# Exercise requirements:
Copy every line in the records below that contains the word "多頭飼いによって先住犬".

# Data for the task:
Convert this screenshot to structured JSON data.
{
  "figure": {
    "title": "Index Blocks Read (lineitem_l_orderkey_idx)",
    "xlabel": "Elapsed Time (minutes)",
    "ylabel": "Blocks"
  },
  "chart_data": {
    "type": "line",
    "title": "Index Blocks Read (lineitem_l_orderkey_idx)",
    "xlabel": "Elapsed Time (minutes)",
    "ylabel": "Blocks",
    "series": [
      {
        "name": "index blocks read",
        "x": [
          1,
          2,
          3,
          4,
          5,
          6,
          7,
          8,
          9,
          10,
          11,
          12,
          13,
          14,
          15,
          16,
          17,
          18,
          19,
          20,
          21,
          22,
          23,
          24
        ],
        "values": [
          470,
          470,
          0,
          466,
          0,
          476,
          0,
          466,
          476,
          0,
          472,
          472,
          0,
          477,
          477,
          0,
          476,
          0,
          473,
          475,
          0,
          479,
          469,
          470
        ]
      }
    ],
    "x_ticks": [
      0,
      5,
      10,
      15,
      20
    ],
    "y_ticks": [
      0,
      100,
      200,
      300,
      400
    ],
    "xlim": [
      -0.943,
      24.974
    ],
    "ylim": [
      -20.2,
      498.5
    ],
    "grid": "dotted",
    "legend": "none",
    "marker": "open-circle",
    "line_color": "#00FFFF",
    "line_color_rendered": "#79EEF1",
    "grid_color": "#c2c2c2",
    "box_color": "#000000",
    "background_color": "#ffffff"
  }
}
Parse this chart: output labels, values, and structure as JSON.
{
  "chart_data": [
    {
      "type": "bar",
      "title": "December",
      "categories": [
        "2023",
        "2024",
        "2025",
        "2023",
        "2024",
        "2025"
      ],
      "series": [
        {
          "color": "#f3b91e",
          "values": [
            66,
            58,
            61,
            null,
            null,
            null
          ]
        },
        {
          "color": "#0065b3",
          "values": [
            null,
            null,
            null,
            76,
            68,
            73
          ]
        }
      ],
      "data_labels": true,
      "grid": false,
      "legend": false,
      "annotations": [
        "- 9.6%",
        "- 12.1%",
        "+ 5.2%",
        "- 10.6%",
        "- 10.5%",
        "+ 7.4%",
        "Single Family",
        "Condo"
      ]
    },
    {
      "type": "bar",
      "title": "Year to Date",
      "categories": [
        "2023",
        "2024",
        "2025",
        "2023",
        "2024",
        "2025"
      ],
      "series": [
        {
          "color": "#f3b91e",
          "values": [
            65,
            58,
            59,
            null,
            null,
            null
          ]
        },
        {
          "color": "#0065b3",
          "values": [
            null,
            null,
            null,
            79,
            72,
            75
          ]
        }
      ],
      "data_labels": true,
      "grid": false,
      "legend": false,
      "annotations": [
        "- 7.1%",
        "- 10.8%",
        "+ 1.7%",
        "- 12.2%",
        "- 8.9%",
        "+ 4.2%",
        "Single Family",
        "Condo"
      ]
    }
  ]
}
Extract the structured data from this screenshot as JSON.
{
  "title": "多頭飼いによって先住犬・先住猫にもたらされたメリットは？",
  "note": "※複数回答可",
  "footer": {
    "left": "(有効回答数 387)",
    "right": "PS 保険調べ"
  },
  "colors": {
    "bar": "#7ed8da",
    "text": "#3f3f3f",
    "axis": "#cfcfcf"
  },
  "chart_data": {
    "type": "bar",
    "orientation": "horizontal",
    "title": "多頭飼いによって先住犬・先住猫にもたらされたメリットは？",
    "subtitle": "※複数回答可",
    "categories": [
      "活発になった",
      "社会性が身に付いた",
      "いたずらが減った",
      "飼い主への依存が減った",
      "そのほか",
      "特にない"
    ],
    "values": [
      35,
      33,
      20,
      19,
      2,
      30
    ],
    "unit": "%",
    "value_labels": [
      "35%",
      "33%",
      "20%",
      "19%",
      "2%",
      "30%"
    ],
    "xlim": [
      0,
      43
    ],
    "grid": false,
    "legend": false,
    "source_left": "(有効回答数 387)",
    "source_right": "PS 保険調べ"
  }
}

# Response to the task:
  "title": "多頭飼いによって先住犬・先住猫にもたらされたメリットは？",
    "title": "多頭飼いによって先住犬・先住猫にもたらされたメリットは？",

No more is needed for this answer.